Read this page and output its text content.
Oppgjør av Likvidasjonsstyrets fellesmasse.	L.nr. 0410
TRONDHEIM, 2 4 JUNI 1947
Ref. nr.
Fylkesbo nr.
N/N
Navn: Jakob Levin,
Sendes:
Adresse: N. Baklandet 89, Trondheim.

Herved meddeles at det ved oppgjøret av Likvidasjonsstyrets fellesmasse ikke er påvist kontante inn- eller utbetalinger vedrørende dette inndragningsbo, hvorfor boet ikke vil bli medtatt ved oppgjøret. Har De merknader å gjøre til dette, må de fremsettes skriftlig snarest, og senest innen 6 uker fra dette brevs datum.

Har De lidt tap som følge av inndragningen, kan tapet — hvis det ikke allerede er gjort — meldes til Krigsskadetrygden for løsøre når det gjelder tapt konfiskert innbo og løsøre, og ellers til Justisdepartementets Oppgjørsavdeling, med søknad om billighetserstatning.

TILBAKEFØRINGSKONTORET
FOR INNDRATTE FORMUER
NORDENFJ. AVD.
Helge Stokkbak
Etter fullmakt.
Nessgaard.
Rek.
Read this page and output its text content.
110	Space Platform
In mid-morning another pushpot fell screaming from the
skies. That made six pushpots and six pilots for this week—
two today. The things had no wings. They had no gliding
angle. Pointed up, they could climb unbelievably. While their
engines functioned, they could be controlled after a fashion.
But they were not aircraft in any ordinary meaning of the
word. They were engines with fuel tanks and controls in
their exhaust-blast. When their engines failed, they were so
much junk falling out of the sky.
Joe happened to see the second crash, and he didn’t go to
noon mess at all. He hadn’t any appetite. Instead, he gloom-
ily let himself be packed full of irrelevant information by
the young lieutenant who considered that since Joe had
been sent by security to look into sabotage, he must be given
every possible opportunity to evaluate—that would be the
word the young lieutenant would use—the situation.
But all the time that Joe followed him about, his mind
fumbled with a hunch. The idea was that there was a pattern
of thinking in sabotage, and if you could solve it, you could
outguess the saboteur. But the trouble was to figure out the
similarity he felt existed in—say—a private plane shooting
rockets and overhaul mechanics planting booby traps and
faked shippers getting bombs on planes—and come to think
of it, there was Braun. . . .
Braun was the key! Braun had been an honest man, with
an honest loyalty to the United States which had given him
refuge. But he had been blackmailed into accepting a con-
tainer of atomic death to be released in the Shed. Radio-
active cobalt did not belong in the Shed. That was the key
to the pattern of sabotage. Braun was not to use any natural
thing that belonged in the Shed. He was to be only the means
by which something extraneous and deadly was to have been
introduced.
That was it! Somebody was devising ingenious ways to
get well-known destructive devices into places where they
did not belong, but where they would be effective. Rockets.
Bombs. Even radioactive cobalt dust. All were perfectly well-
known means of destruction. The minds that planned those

INSTRUCTIONS TO FOLLOW:
Transcribe all entries exactly as they are given.

OUTPUT FOR THIS TASK:
Read this page and output its text content.
Oppgjør av Likvidasjonsstyrets fellesmasse.	L.nr. 0410
TRONDHEIM, 2 4 JUNI 1947
Ref. nr.
Fylkesbo nr.
N/N
Navn: Jakob Levin,
Sendes:
Adresse: N. Baklandet 89, Trondheim.

Herved meddeles at det ved oppgjøret av Likvidasjonsstyrets fellesmasse ikke er påvist kontante inn- eller utbetalinger vedrørende dette inndragningsbo, hvorfor boet ikke vil bli medtatt ved oppgjøret. Har De merknader å gjøre til dette, må de fremsettes skriftlig snarest, og senest innen 6 uker fra dette brevs datum.

Har De lidt tap som følge av inndragningen, kan tapet — hvis det ikke allerede er gjort — meldes til Krigsskadetrygden for løsøre når det gjelder tapt konfiskert innbo og løsøre, og ellers til Justisdepartementets Oppgjørsavdeling, med søknad om billighetserstatning.

TILBAKEFØRINGSKONTORET
FOR INNDRATTE FORMUER
NORDENFJ. AVD.
Helge Stokkbak
Etter fullmakt.
Nessgaard.
Rek.
Read this page and output its text content.
110	Space Platform
In mid-morning another pushpot fell screaming from the
skies. That made six pushpots and six pilots for this week—
two today. The things had no wings. They had no gliding
angle. Pointed up, they could climb unbelievably. While their
engines functioned, they could be controlled after a fashion.
But they were not aircraft in any ordinary meaning of the
word. They were engines with fuel tanks and controls in
their exhaust-blast. When their engines failed, they were so
much junk falling out of the sky.
Joe happened to see the second crash, and he didn’t go to
noon mess at all. He hadn’t any appetite. Instead, he gloom-
ily let himself be packed full of irrelevant information by
the young lieutenant who considered that since Joe had
been sent by security to look into sabotage, he must be given
every possible opportunity to evaluate—that would be the
word the young lieutenant would use—the situation.
But all the time that Joe followed him about, his mind
fumbled with a hunch. The idea was that there was a pattern
of thinking in sabotage, and if you could solve it, you could
outguess the saboteur. But the trouble was to figure out the
similarity he felt existed in—say—a private plane shooting
rockets and overhaul mechanics planting booby traps and
faked shippers getting bombs on planes—and come to think
of it, there was Braun. . . .
Braun was the key! Braun had been an honest man, with
an honest loyalty to the United States which had given him
refuge. But he had been blackmailed into accepting a con-
tainer of atomic death to be released in the Shed. Radio-
active cobalt did not belong in the Shed. That was the key
to the pattern of sabotage. Braun was not to use any natural
thing that belonged in the Shed. He was to be only the means
by which something extraneous and deadly was to have been
introduced.
That was it! Somebody was devising ingenious ways to
get well-known destructive devices into places where they
did not belong, but where they would be effective. Rockets.
Bombs. Even radioactive cobalt dust. All were perfectly well-
known means of destruction. The minds that planned those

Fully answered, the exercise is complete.